GIVEN DATA:
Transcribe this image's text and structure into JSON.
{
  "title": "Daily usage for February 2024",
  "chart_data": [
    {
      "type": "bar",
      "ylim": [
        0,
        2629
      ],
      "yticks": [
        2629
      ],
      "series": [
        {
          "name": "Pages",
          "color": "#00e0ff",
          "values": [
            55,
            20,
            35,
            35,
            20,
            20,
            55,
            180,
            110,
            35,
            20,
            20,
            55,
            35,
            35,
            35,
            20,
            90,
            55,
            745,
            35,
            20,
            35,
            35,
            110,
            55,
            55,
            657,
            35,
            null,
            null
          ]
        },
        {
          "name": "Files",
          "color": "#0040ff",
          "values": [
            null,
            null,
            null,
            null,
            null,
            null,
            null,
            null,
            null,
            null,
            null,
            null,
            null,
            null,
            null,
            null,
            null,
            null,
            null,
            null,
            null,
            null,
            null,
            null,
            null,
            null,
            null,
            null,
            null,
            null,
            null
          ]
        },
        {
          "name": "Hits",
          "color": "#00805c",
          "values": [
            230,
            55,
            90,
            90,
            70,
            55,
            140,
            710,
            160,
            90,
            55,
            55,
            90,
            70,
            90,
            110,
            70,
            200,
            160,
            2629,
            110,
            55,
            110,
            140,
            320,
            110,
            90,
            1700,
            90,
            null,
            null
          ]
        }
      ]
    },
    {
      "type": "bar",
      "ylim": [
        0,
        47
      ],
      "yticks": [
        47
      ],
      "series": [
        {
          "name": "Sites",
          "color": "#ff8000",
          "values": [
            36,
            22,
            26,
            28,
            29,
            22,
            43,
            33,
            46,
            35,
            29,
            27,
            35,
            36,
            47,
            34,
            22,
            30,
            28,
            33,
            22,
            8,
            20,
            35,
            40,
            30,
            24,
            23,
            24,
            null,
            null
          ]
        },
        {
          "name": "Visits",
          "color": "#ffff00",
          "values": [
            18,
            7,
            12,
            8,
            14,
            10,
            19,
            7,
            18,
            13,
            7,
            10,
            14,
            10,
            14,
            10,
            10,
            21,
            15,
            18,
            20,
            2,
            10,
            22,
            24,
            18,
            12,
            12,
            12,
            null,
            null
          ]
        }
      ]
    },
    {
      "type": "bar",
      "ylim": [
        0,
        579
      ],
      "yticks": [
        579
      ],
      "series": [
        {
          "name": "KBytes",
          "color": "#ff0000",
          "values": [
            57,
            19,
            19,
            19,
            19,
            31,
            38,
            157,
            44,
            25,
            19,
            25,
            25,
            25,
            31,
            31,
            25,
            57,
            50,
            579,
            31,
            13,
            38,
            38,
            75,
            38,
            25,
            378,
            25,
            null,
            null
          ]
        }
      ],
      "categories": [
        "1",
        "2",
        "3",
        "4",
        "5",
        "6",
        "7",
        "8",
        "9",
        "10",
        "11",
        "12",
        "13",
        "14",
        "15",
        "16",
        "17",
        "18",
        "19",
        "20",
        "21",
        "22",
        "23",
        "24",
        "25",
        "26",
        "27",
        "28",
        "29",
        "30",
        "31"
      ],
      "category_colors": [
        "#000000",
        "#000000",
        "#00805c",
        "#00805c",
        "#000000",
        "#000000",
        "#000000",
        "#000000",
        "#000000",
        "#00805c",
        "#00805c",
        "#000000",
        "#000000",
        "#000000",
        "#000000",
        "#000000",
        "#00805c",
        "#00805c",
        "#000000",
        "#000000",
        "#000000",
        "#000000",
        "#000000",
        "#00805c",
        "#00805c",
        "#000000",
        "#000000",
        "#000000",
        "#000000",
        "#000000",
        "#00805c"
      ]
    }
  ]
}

GIVEN INSTRUCTION:
Print the whole listing exactly as it is.

SOLUTION:
Transcribe this image's text and structure into JSON.
{
  "title": "Daily usage for February 2024",
  "chart_data": [
    {
      "type": "bar",
      "ylim": [
        0,
        2629
      ],
      "yticks": [
        2629
      ],
      "series": [
        {
          "name": "Pages",
          "color": "#00e0ff",
          "values": [
            55,
            20,
            35,
            35,
            20,
            20,
            55,
            180,
            110,
            35,
            20,
            20,
            55,
            35,
            35,
            35,
            20,
            90,
            55,
            745,
            35,
            20,
            35,
            35,
            110,
            55,
            55,
            657,
            35,
            null,
            null
          ]
        },
        {
          "name": "Files",
          "color": "#0040ff",
          "values": [
            null,
            null,
            null,
            null,
            null,
            null,
            null,
            null,
            null,
            null,
            null,
            null,
            null,
            null,
            null,
            null,
            null,
            null,
            null,
            null,
            null,
            null,
            null,
            null,
            null,
            null,
            null,
            null,
            null,
            null,
            null
          ]
        },
        {
          "name": "Hits",
          "color": "#00805c",
          "values": [
            230,
            55,
            90,
            90,
            70,
            55,
            140,
            710,
            160,
            90,
            55,
            55,
            90,
            70,
            90,
            110,
            70,
            200,
            160,
            2629,
            110,
            55,
            110,
            140,
            320,
            110,
            90,
            1700,
            90,
            null,
            null
          ]
        }
      ]
    },
    {
      "type": "bar",
      "ylim": [
        0,
        47
      ],
      "yticks": [
        47
      ],
      "series": [
        {
          "name": "Sites",
          "color": "#ff8000",
          "values": [
            36,
            22,
            26,
            28,
            29,
            22,
            43,
            33,
            46,
            35,
            29,
            27,
            35,
            36,
            47,
            34,
            22,
            30,
            28,
            33,
            22,
            8,
            20,
            35,
            40,
            30,
            24,
            23,
            24,
            null,
            null
          ]
        },
        {
          "name": "Visits",
          "color": "#ffff00",
          "values": [
            18,
            7,
            12,
            8,
            14,
            10,
            19,
            7,
            18,
            13,
            7,
            10,
            14,
            10,
            14,
            10,
            10,
            21,
            15,
            18,
            20,
            2,
            10,
            22,
            24,
            18,
            12,
            12,
            12,
            null,
            null
          ]
        }
      ]
    },
    {
      "type": "bar",
      "ylim": [
        0,
        579
      ],
      "yticks": [
        579
      ],
      "series": [
        {
          "name": "KBytes",
          "color": "#ff0000",
          "values": [
            57,
            19,
            19,
            19,
            19,
            31,
            38,
            157,
            44,
            25,
            19,
            25,
            25,
            25,
            31,
            31,
            25,
            57,
            50,
            579,
            31,
            13,
            38,
            38,
            75,
            38,
            25,
            378,
            25,
            null,
            null
          ]
        }
      ],
      "categories": [
        "1",
        "2",
        "3",
        "4",
        "5",
        "6",
        "7",
        "8",
        "9",
        "10",
        "11",
        "12",
        "13",
        "14",
        "15",
        "16",
        "17",
        "18",
        "19",
        "20",
        "21",
        "22",
        "23",
        "24",
        "25",
        "26",
        "27",
        "28",
        "29",
        "30",
        "31"
      ],
      "category_colors": [
        "#000000",
        "#000000",
        "#00805c",
        "#00805c",
        "#000000",
        "#000000",
        "#000000",
        "#000000",
        "#000000",
        "#00805c",
        "#00805c",
        "#000000",
        "#000000",
        "#000000",
        "#000000",
        "#000000",
        "#00805c",
        "#00805c",
        "#000000",
        "#000000",
        "#000000",
        "#000000",
        "#000000",
        "#00805c",
        "#00805c",
        "#000000",
        "#000000",
        "#000000",
        "#000000",
        "#000000",
        "#00805c"
      ]
    }
  ]
}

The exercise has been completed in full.